* [Work to do] Nothing other than the lines from the one containing "Convert this screenshot" through the close of the entries below should be printed, each exactly.

— BEGIN —

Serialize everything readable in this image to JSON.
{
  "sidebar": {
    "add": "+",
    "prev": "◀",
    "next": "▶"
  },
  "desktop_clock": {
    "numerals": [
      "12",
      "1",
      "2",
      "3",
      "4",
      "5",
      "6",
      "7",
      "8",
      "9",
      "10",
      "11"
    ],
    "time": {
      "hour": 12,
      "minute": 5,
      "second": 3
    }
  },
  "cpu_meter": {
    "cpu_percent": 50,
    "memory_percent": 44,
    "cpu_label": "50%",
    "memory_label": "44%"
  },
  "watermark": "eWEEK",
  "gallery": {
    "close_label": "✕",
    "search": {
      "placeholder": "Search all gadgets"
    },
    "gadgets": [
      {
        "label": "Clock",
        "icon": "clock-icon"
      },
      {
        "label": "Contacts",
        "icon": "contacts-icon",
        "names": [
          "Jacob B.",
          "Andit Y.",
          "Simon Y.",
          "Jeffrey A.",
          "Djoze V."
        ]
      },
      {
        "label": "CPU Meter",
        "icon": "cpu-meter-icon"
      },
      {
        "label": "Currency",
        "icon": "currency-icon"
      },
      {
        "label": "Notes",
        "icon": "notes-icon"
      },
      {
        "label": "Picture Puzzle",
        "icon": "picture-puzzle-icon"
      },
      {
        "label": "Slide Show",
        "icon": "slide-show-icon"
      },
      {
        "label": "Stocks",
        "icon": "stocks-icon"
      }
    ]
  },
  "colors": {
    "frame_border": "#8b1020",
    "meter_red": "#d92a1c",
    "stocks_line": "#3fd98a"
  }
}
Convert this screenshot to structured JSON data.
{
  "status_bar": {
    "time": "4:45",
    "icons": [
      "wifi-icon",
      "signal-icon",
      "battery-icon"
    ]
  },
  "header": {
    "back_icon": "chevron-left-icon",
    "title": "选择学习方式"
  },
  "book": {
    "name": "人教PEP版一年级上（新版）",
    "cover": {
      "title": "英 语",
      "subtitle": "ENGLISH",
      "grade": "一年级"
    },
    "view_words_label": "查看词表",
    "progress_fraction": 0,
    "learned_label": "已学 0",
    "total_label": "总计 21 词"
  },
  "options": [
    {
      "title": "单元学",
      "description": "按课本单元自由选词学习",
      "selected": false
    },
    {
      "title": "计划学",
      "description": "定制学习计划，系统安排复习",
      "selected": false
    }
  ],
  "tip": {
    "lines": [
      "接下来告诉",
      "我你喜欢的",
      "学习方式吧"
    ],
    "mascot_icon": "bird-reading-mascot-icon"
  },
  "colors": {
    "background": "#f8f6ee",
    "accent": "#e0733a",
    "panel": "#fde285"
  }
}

— END —

* [Task solution]
Convert this screenshot to structured JSON data.
{
  "status_bar": {
    "time": "4:45",
    "icons": [
      "wifi-icon",
      "signal-icon",
      "battery-icon"
    ]
  },
  "header": {
    "back_icon": "chevron-left-icon",
    "title": "选择学习方式"
  },
  "book": {
    "name": "人教PEP版一年级上（新版）",
    "cover": {
      "title": "英 语",
      "subtitle": "ENGLISH",
      "grade": "一年级"
    },
    "view_words_label": "查看词表",
    "progress_fraction": 0,
    "learned_label": "已学 0",
    "total_label": "总计 21 词"
  },
  "options": [
    {
      "title": "单元学",
      "description": "按课本单元自由选词学习",
      "selected": false
    },
    {
      "title": "计划学",
      "description": "定制学习计划，系统安排复习",
      "selected": false
    }
  ],
  "tip": {
    "lines": [
      "接下来告诉",
      "我你喜欢的",
      "学习方式吧"
    ],
    "mascot_icon": "bird-reading-mascot-icon"
  },
  "colors": {
    "background": "#f8f6ee",
    "accent": "#e0733a",
    "panel": "#fde285"
  }
}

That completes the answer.